BEGIN DATA FOR PROCESSING

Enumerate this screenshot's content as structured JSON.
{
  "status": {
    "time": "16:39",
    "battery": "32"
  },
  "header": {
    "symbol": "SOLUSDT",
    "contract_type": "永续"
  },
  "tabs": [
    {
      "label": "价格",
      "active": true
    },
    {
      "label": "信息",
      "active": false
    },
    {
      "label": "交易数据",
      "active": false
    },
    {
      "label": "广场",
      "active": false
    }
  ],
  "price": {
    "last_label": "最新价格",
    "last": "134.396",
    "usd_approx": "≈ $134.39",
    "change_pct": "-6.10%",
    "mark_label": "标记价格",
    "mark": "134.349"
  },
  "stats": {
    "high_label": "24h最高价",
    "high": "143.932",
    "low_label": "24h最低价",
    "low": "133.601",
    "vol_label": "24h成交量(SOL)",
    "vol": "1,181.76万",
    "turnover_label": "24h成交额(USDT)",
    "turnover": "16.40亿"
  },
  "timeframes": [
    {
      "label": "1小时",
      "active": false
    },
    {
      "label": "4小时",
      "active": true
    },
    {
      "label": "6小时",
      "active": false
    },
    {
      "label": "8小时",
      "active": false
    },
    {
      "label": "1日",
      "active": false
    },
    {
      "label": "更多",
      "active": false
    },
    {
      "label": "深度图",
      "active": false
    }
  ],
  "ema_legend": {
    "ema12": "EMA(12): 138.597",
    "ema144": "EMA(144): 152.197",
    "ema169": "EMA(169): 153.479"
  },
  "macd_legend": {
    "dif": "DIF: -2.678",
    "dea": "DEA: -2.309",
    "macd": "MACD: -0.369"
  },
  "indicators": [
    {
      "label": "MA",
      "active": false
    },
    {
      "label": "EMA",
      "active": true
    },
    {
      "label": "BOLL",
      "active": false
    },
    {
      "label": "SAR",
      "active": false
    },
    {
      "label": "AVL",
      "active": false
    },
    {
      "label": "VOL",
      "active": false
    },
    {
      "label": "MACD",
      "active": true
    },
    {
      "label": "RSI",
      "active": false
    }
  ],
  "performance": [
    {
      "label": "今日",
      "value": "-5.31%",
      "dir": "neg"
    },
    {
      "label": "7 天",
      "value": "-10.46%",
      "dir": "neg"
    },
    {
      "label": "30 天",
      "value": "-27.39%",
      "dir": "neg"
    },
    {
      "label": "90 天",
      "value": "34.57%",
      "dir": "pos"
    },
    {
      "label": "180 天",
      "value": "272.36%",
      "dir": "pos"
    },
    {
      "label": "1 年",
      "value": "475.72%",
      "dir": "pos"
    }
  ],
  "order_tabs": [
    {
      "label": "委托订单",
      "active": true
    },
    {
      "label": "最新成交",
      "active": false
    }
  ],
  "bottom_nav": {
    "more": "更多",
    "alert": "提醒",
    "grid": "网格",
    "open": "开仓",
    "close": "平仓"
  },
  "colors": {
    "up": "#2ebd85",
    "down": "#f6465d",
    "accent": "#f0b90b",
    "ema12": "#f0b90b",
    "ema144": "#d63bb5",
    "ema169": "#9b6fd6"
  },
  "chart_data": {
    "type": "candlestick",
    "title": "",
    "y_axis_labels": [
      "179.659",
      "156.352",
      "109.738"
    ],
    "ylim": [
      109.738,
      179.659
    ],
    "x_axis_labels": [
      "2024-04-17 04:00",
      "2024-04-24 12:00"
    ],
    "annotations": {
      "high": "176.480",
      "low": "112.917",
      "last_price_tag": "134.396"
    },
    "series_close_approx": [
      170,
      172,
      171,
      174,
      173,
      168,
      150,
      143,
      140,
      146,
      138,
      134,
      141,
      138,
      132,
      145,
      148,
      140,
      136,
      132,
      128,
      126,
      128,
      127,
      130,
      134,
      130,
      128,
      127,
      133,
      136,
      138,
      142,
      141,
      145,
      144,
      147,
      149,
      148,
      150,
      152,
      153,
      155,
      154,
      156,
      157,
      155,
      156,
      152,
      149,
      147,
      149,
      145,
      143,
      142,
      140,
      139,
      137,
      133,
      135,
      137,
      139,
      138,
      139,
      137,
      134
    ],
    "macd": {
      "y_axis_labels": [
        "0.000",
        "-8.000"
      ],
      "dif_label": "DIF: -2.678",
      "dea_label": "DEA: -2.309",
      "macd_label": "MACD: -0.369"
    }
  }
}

END DATA FOR PROCESSING

__TASK__: Transcribe the full listing above without leaving anything out.

__EXERCISE SOLUTION__:
Enumerate this screenshot's content as structured JSON.
{
  "status": {
    "time": "16:39",
    "battery": "32"
  },
  "header": {
    "symbol": "SOLUSDT",
    "contract_type": "永续"
  },
  "tabs": [
    {
      "label": "价格",
      "active": true
    },
    {
      "label": "信息",
      "active": false
    },
    {
      "label": "交易数据",
      "active": false
    },
    {
      "label": "广场",
      "active": false
    }
  ],
  "price": {
    "last_label": "最新价格",
    "last": "134.396",
    "usd_approx": "≈ $134.39",
    "change_pct": "-6.10%",
    "mark_label": "标记价格",
    "mark": "134.349"
  },
  "stats": {
    "high_label": "24h最高价",
    "high": "143.932",
    "low_label": "24h最低价",
    "low": "133.601",
    "vol_label": "24h成交量(SOL)",
    "vol": "1,181.76万",
    "turnover_label": "24h成交额(USDT)",
    "turnover": "16.40亿"
  },
  "timeframes": [
    {
      "label": "1小时",
      "active": false
    },
    {
      "label": "4小时",
      "active": true
    },
    {
      "label": "6小时",
      "active": false
    },
    {
      "label": "8小时",
      "active": false
    },
    {
      "label": "1日",
      "active": false
    },
    {
      "label": "更多",
      "active": false
    },
    {
      "label": "深度图",
      "active": false
    }
  ],
  "ema_legend": {
    "ema12": "EMA(12): 138.597",
    "ema144": "EMA(144): 152.197",
    "ema169": "EMA(169): 153.479"
  },
  "macd_legend": {
    "dif": "DIF: -2.678",
    "dea": "DEA: -2.309",
    "macd": "MACD: -0.369"
  },
  "indicators": [
    {
      "label": "MA",
      "active": false
    },
    {
      "label": "EMA",
      "active": true
    },
    {
      "label": "BOLL",
      "active": false
    },
    {
      "label": "SAR",
      "active": false
    },
    {
      "label": "AVL",
      "active": false
    },
    {
      "label": "VOL",
      "active": false
    },
    {
      "label": "MACD",
      "active": true
    },
    {
      "label": "RSI",
      "active": false
    }
  ],
  "performance": [
    {
      "label": "今日",
      "value": "-5.31%",
      "dir": "neg"
    },
    {
      "label": "7 天",
      "value": "-10.46%",
      "dir": "neg"
    },
    {
      "label": "30 天",
      "value": "-27.39%",
      "dir": "neg"
    },
    {
      "label": "90 天",
      "value": "34.57%",
      "dir": "pos"
    },
    {
      "label": "180 天",
      "value": "272.36%",
      "dir": "pos"
    },
    {
      "label": "1 年",
      "value": "475.72%",
      "dir": "pos"
    }
  ],
  "order_tabs": [
    {
      "label": "委托订单",
      "active": true
    },
    {
      "label": "最新成交",
      "active": false
    }
  ],
  "bottom_nav": {
    "more": "更多",
    "alert": "提醒",
    "grid": "网格",
    "open": "开仓",
    "close": "平仓"
  },
  "colors": {
    "up": "#2ebd85",
    "down": "#f6465d",
    "accent": "#f0b90b",
    "ema12": "#f0b90b",
    "ema144": "#d63bb5",
    "ema169": "#9b6fd6"
  },
  "chart_data": {
    "type": "candlestick",
    "title": "",
    "y_axis_labels": [
      "179.659",
      "156.352",
      "109.738"
    ],
    "ylim": [
      109.738,
      179.659
    ],
    "x_axis_labels": [
      "2024-04-17 04:00",
      "2024-04-24 12:00"
    ],
    "annotations": {
      "high": "176.480",
      "low": "112.917",
      "last_price_tag": "134.396"
    },
    "series_close_approx": [
      170,
      172,
      171,
      174,
      173,
      168,
      150,
      143,
      140,
      146,
      138,
      134,
      141,
      138,
      132,
      145,
      148,
      140,
      136,
      132,
      128,
      126,
      128,
      127,
      130,
      134,
      130,
      128,
      127,
      133,
      136,
      138,
      142,
      141,
      145,
      144,
      147,
      149,
      148,
      150,
      152,
      153,
      155,
      154,
      156,
      157,
      155,
      156,
      152,
      149,
      147,
      149,
      145,
      143,
      142,
      140,
      139,
      137,
      133,
      135,
      137,
      139,
      138,
      139,
      137,
      134
    ],
    "macd": {
      "y_axis_labels": [
        "0.000",
        "-8.000"
      ],
      "dif_label": "DIF: -2.678",
      "dea_label": "DEA: -2.309",
      "macd_label": "MACD: -0.369"
    }
  }
}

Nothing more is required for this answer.